--- Given instruction ---
Write out the data again exactly, skipping every picture.

--- Excerpted data ---
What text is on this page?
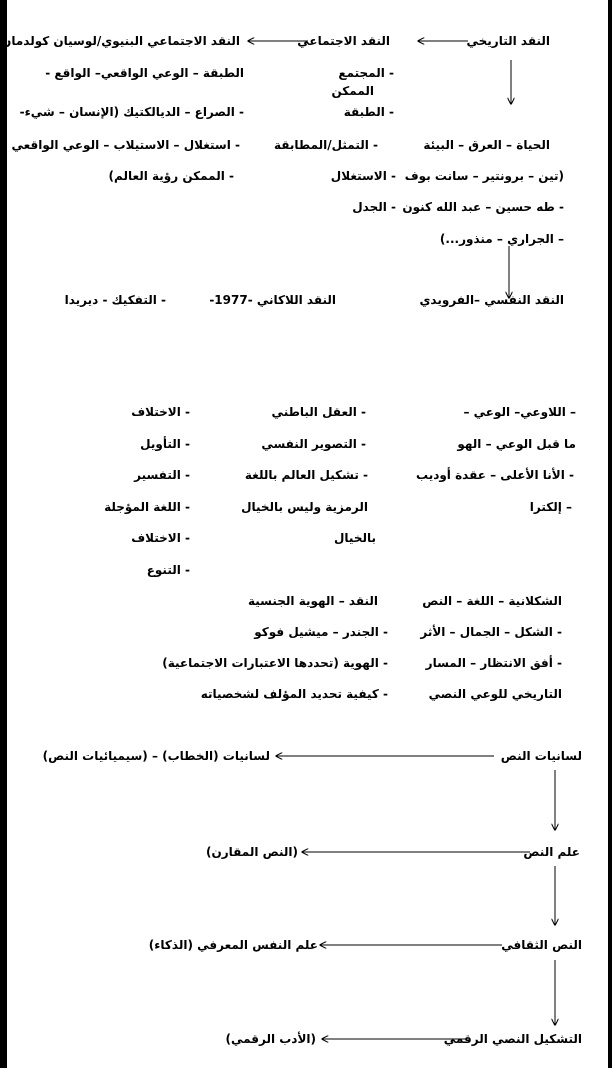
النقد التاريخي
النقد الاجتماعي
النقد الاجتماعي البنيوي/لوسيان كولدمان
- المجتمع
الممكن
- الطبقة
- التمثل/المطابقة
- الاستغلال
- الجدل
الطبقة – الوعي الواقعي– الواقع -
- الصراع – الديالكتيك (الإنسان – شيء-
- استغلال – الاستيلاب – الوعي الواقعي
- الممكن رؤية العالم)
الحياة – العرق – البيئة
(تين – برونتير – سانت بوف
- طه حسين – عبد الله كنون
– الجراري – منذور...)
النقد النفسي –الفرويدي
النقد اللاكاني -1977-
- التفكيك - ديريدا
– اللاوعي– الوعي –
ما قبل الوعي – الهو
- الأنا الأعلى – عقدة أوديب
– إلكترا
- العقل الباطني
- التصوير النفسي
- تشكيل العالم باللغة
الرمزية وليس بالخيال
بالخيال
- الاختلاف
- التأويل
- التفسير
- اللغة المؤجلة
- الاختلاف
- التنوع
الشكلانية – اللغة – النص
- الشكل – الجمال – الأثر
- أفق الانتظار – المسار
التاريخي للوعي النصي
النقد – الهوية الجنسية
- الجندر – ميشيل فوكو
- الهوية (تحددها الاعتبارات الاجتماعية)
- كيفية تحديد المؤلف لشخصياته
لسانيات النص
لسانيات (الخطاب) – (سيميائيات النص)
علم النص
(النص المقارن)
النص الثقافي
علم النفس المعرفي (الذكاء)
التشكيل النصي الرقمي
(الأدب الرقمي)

--- Finished task ---
What text is on this page?
النقد التاريخي
النقد الاجتماعي
النقد الاجتماعي البنيوي/لوسيان كولدمان
- المجتمع
الممكن
- الطبقة
- التمثل/المطابقة
- الاستغلال
- الجدل
الطبقة – الوعي الواقعي– الواقع -
- الصراع – الديالكتيك (الإنسان – شيء-
- استغلال – الاستيلاب – الوعي الواقعي
- الممكن رؤية العالم)
الحياة – العرق – البيئة
(تين – برونتير – سانت بوف
- طه حسين – عبد الله كنون
– الجراري – منذور...)
النقد النفسي –الفرويدي
النقد اللاكاني -1977-
- التفكيك - ديريدا
– اللاوعي– الوعي –
ما قبل الوعي – الهو
- الأنا الأعلى – عقدة أوديب
– إلكترا
- العقل الباطني
- التصوير النفسي
- تشكيل العالم باللغة
الرمزية وليس بالخيال
بالخيال
- الاختلاف
- التأويل
- التفسير
- اللغة المؤجلة
- الاختلاف
- التنوع
الشكلانية – اللغة – النص
- الشكل – الجمال – الأثر
- أفق الانتظار – المسار
التاريخي للوعي النصي
النقد – الهوية الجنسية
- الجندر – ميشيل فوكو
- الهوية (تحددها الاعتبارات الاجتماعية)
- كيفية تحديد المؤلف لشخصياته
لسانيات النص
لسانيات (الخطاب) – (سيميائيات النص)
علم النص
(النص المقارن)
النص الثقافي
علم النفس المعرفي (الذكاء)
التشكيل النصي الرقمي
(الأدب الرقمي)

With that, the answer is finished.